Collection entries
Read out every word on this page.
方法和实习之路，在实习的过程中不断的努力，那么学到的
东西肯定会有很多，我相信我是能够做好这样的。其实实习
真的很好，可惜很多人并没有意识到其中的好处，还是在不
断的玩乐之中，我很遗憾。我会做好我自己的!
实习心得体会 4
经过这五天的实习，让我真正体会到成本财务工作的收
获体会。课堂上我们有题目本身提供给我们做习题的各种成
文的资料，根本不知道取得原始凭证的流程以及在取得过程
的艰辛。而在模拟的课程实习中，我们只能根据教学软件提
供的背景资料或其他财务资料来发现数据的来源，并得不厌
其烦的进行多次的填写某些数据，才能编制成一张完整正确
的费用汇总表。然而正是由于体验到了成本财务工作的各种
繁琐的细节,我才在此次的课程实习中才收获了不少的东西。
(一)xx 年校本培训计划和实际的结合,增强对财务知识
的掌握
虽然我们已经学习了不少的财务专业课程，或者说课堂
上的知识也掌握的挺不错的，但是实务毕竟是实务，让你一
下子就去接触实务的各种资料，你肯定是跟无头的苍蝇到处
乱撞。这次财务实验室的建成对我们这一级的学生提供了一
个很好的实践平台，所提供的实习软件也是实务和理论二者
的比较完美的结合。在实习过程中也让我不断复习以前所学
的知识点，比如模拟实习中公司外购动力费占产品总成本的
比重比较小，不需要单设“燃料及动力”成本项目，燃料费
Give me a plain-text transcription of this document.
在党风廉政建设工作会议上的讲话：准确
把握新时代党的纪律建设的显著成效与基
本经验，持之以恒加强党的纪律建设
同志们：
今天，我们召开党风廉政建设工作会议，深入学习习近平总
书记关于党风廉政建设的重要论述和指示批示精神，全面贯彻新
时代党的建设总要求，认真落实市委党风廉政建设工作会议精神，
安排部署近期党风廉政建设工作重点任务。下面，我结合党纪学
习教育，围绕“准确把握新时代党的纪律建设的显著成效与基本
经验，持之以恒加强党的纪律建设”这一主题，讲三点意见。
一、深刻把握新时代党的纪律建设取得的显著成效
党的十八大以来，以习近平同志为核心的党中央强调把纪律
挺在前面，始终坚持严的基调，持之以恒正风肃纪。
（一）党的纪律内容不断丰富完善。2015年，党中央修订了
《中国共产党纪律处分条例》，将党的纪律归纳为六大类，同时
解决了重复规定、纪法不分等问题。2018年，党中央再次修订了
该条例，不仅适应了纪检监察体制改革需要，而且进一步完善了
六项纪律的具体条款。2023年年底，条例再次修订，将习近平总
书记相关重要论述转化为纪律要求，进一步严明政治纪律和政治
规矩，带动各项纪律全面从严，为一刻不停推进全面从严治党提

— Prompt —
Output each record precisely as given.

— The response —
Read out every word on this page.
方法和实习之路，在实习的过程中不断的努力，那么学到的
东西肯定会有很多，我相信我是能够做好这样的。其实实习
真的很好，可惜很多人并没有意识到其中的好处，还是在不
断的玩乐之中，我很遗憾。我会做好我自己的!
实习心得体会 4
经过这五天的实习，让我真正体会到成本财务工作的收
获体会。课堂上我们有题目本身提供给我们做习题的各种成
文的资料，根本不知道取得原始凭证的流程以及在取得过程
的艰辛。而在模拟的课程实习中，我们只能根据教学软件提
供的背景资料或其他财务资料来发现数据的来源，并得不厌
其烦的进行多次的填写某些数据，才能编制成一张完整正确
的费用汇总表。然而正是由于体验到了成本财务工作的各种
繁琐的细节,我才在此次的课程实习中才收获了不少的东西。
(一)xx 年校本培训计划和实际的结合,增强对财务知识
的掌握
虽然我们已经学习了不少的财务专业课程，或者说课堂
上的知识也掌握的挺不错的，但是实务毕竟是实务，让你一
下子就去接触实务的各种资料，你肯定是跟无头的苍蝇到处
乱撞。这次财务实验室的建成对我们这一级的学生提供了一
个很好的实践平台，所提供的实习软件也是实务和理论二者
的比较完美的结合。在实习过程中也让我不断复习以前所学
的知识点，比如模拟实习中公司外购动力费占产品总成本的
比重比较小，不需要单设“燃料及动力”成本项目，燃料费
Give me a plain-text transcription of this document.
在党风廉政建设工作会议上的讲话：准确
把握新时代党的纪律建设的显著成效与基
本经验，持之以恒加强党的纪律建设
同志们：
今天，我们召开党风廉政建设工作会议，深入学习习近平总
书记关于党风廉政建设的重要论述和指示批示精神，全面贯彻新
时代党的建设总要求，认真落实市委党风廉政建设工作会议精神，
安排部署近期党风廉政建设工作重点任务。下面，我结合党纪学
习教育，围绕“准确把握新时代党的纪律建设的显著成效与基本
经验，持之以恒加强党的纪律建设”这一主题，讲三点意见。
一、深刻把握新时代党的纪律建设取得的显著成效
党的十八大以来，以习近平同志为核心的党中央强调把纪律
挺在前面，始终坚持严的基调，持之以恒正风肃纪。
（一）党的纪律内容不断丰富完善。2015年，党中央修订了
《中国共产党纪律处分条例》，将党的纪律归纳为六大类，同时
解决了重复规定、纪法不分等问题。2018年，党中央再次修订了
该条例，不仅适应了纪检监察体制改革需要，而且进一步完善了
六项纪律的具体条款。2023年年底，条例再次修订，将习近平总
书记相关重要论述转化为纪律要求，进一步严明政治纪律和政治
规矩，带动各项纪律全面从严，为一刻不停推进全面从严治党提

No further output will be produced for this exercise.